**YOUR TASK:** What follows is a listing. Return every line of it exactly.

(Extracted data entries)
* Start *

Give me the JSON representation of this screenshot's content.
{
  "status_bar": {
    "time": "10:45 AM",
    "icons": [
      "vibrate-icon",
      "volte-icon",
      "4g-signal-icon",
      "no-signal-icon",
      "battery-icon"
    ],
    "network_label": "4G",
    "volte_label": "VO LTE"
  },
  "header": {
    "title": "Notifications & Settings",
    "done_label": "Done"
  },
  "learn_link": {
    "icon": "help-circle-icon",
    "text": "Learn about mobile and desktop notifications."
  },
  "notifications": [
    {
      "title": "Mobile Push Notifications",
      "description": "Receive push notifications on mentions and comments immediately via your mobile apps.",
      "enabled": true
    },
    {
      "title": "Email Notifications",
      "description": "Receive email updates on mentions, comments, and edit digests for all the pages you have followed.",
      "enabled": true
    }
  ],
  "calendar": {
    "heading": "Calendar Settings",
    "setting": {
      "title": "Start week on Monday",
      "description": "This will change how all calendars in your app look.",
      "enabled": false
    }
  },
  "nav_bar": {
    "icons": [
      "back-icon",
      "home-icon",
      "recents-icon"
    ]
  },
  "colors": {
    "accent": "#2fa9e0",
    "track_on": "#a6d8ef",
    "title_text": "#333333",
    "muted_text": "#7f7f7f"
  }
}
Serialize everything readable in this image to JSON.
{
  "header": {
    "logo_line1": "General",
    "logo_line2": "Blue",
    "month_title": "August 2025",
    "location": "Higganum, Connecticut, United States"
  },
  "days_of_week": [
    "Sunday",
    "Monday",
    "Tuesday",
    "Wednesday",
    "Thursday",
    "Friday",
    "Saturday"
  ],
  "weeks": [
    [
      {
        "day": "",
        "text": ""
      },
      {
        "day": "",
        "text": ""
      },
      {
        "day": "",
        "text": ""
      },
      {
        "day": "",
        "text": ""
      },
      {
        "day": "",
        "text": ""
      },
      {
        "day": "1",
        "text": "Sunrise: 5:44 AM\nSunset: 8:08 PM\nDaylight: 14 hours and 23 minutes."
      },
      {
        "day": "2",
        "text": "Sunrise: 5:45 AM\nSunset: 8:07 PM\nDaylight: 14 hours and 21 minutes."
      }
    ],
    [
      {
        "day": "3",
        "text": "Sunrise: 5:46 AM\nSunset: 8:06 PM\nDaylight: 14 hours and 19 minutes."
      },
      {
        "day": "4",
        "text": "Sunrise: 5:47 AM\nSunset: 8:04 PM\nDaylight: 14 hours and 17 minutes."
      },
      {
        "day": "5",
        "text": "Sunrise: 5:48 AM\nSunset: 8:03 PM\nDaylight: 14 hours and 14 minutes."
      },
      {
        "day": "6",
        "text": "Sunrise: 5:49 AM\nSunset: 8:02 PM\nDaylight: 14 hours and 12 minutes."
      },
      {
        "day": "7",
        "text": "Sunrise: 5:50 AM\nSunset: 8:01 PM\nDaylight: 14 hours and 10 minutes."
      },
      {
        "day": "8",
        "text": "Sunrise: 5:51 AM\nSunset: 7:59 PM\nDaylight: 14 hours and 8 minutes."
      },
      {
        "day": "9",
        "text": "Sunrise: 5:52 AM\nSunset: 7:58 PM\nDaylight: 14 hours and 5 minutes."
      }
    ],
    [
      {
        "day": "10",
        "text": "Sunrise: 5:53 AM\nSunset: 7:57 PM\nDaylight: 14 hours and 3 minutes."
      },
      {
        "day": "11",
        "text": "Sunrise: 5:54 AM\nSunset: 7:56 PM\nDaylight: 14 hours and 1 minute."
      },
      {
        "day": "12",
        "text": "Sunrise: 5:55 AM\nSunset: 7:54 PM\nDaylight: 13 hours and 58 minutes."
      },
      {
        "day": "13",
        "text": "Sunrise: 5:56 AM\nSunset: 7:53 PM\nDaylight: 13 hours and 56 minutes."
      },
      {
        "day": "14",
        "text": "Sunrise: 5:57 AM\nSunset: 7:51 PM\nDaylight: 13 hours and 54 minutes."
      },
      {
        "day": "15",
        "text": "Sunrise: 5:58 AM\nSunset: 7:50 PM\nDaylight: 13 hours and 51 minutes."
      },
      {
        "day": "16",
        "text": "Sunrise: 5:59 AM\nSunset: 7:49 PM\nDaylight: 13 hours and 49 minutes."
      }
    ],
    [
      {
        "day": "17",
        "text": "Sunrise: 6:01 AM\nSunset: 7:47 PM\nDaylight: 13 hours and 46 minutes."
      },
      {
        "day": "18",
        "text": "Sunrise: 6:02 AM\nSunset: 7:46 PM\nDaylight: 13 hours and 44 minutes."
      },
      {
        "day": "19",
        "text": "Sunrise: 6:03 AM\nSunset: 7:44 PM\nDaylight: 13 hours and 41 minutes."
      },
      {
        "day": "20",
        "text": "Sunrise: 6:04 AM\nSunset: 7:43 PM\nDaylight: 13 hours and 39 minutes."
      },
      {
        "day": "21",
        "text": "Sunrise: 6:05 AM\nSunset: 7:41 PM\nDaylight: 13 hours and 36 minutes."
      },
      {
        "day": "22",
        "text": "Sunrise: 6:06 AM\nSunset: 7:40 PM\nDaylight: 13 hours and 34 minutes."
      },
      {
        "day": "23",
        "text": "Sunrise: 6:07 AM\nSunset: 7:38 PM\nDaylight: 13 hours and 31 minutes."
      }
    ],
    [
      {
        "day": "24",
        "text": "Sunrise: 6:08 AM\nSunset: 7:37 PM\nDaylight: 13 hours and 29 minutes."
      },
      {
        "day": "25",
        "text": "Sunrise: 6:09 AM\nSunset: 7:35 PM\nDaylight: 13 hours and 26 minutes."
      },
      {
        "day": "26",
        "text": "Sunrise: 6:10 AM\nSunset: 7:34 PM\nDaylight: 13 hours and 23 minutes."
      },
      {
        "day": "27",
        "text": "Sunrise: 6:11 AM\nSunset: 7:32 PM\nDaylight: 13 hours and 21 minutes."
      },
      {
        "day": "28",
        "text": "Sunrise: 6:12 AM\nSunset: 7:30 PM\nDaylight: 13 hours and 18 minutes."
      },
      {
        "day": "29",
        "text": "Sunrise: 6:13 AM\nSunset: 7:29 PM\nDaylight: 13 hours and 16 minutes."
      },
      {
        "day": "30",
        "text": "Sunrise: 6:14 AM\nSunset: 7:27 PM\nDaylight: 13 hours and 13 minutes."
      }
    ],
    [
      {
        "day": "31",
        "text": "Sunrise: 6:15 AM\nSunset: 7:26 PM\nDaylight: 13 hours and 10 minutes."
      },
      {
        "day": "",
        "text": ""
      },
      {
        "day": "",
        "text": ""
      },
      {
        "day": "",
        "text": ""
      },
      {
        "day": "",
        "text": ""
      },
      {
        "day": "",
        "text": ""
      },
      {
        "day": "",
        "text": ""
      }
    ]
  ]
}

* End *

**ANSWER TO THE EXERCISE:**
Give me the JSON representation of this screenshot's content.
{
  "status_bar": {
    "time": "10:45 AM",
    "icons": [
      "vibrate-icon",
      "volte-icon",
      "4g-signal-icon",
      "no-signal-icon",
      "battery-icon"
    ],
    "network_label": "4G",
    "volte_label": "VO LTE"
  },
  "header": {
    "title": "Notifications & Settings",
    "done_label": "Done"
  },
  "learn_link": {
    "icon": "help-circle-icon",
    "text": "Learn about mobile and desktop notifications."
  },
  "notifications": [
    {
      "title": "Mobile Push Notifications",
      "description": "Receive push notifications on mentions and comments immediately via your mobile apps.",
      "enabled": true
    },
    {
      "title": "Email Notifications",
      "description": "Receive email updates on mentions, comments, and edit digests for all the pages you have followed.",
      "enabled": true
    }
  ],
  "calendar": {
    "heading": "Calendar Settings",
    "setting": {
      "title": "Start week on Monday",
      "description": "This will change how all calendars in your app look.",
      "enabled": false
    }
  },
  "nav_bar": {
    "icons": [
      "back-icon",
      "home-icon",
      "recents-icon"
    ]
  },
  "colors": {
    "accent": "#2fa9e0",
    "track_on": "#a6d8ef",
    "title_text": "#333333",
    "muted_text": "#7f7f7f"
  }
}
Serialize everything readable in this image to JSON.
{
  "header": {
    "logo_line1": "General",
    "logo_line2": "Blue",
    "month_title": "August 2025",
    "location": "Higganum, Connecticut, United States"
  },
  "days_of_week": [
    "Sunday",
    "Monday",
    "Tuesday",
    "Wednesday",
    "Thursday",
    "Friday",
    "Saturday"
  ],
  "weeks": [
    [
      {
        "day": "",
        "text": ""
      },
      {
        "day": "",
        "text": ""
      },
      {
        "day": "",
        "text": ""
      },
      {
        "day": "",
        "text": ""
      },
      {
        "day": "",
        "text": ""
      },
      {
        "day": "1",
        "text": "Sunrise: 5:44 AM\nSunset: 8:08 PM\nDaylight: 14 hours and 23 minutes."
      },
      {
        "day": "2",
        "text": "Sunrise: 5:45 AM\nSunset: 8:07 PM\nDaylight: 14 hours and 21 minutes."
      }
    ],
    [
      {
        "day": "3",
        "text": "Sunrise: 5:46 AM\nSunset: 8:06 PM\nDaylight: 14 hours and 19 minutes."
      },
      {
        "day": "4",
        "text": "Sunrise: 5:47 AM\nSunset: 8:04 PM\nDaylight: 14 hours and 17 minutes."
      },
      {
        "day": "5",
        "text": "Sunrise: 5:48 AM\nSunset: 8:03 PM\nDaylight: 14 hours and 14 minutes."
      },
      {
        "day": "6",
        "text": "Sunrise: 5:49 AM\nSunset: 8:02 PM\nDaylight: 14 hours and 12 minutes."
      },
      {
        "day": "7",
        "text": "Sunrise: 5:50 AM\nSunset: 8:01 PM\nDaylight: 14 hours and 10 minutes."
      },
      {
        "day": "8",
        "text": "Sunrise: 5:51 AM\nSunset: 7:59 PM\nDaylight: 14 hours and 8 minutes."
      },
      {
        "day": "9",
        "text": "Sunrise: 5:52 AM\nSunset: 7:58 PM\nDaylight: 14 hours and 5 minutes."
      }
    ],
    [
      {
        "day": "10",
        "text": "Sunrise: 5:53 AM\nSunset: 7:57 PM\nDaylight: 14 hours and 3 minutes."
      },
      {
        "day": "11",
        "text": "Sunrise: 5:54 AM\nSunset: 7:56 PM\nDaylight: 14 hours and 1 minute."
      },
      {
        "day": "12",
        "text": "Sunrise: 5:55 AM\nSunset: 7:54 PM\nDaylight: 13 hours and 58 minutes."
      },
      {
        "day": "13",
        "text": "Sunrise: 5:56 AM\nSunset: 7:53 PM\nDaylight: 13 hours and 56 minutes."
      },
      {
        "day": "14",
        "text": "Sunrise: 5:57 AM\nSunset: 7:51 PM\nDaylight: 13 hours and 54 minutes."
      },
      {
        "day": "15",
        "text": "Sunrise: 5:58 AM\nSunset: 7:50 PM\nDaylight: 13 hours and 51 minutes."
      },
      {
        "day": "16",
        "text": "Sunrise: 5:59 AM\nSunset: 7:49 PM\nDaylight: 13 hours and 49 minutes."
      }
    ],
    [
      {
        "day": "17",
        "text": "Sunrise: 6:01 AM\nSunset: 7:47 PM\nDaylight: 13 hours and 46 minutes."
      },
      {
        "day": "18",
        "text": "Sunrise: 6:02 AM\nSunset: 7:46 PM\nDaylight: 13 hours and 44 minutes."
      },
      {
        "day": "19",
        "text": "Sunrise: 6:03 AM\nSunset: 7:44 PM\nDaylight: 13 hours and 41 minutes."
      },
      {
        "day": "20",
        "text": "Sunrise: 6:04 AM\nSunset: 7:43 PM\nDaylight: 13 hours and 39 minutes."
      },
      {
        "day": "21",
        "text": "Sunrise: 6:05 AM\nSunset: 7:41 PM\nDaylight: 13 hours and 36 minutes."
      },
      {
        "day": "22",
        "text": "Sunrise: 6:06 AM\nSunset: 7:40 PM\nDaylight: 13 hours and 34 minutes."
      },
      {
        "day": "23",
        "text": "Sunrise: 6:07 AM\nSunset: 7:38 PM\nDaylight: 13 hours and 31 minutes."
      }
    ],
    [
      {
        "day": "24",
        "text": "Sunrise: 6:08 AM\nSunset: 7:37 PM\nDaylight: 13 hours and 29 minutes."
      },
      {
        "day": "25",
        "text": "Sunrise: 6:09 AM\nSunset: 7:35 PM\nDaylight: 13 hours and 26 minutes."
      },
      {
        "day": "26",
        "text": "Sunrise: 6:10 AM\nSunset: 7:34 PM\nDaylight: 13 hours and 23 minutes."
      },
      {
        "day": "27",
        "text": "Sunrise: 6:11 AM\nSunset: 7:32 PM\nDaylight: 13 hours and 21 minutes."
      },
      {
        "day": "28",
        "text": "Sunrise: 6:12 AM\nSunset: 7:30 PM\nDaylight: 13 hours and 18 minutes."
      },
      {
        "day": "29",
        "text": "Sunrise: 6:13 AM\nSunset: 7:29 PM\nDaylight: 13 hours and 16 minutes."
      },
      {
        "day": "30",
        "text": "Sunrise: 6:14 AM\nSunset: 7:27 PM\nDaylight: 13 hours and 13 minutes."
      }
    ],
    [
      {
        "day": "31",
        "text": "Sunrise: 6:15 AM\nSunset: 7:26 PM\nDaylight: 13 hours and 10 minutes."
      },
      {
        "day": "",
        "text": ""
      },
      {
        "day": "",
        "text": ""
      },
      {
        "day": "",
        "text": ""
      },
      {
        "day": "",
        "text": ""
      },
      {
        "day": "",
        "text": ""
      },
      {
        "day": "",
        "text": ""
      }
    ]
  ]
}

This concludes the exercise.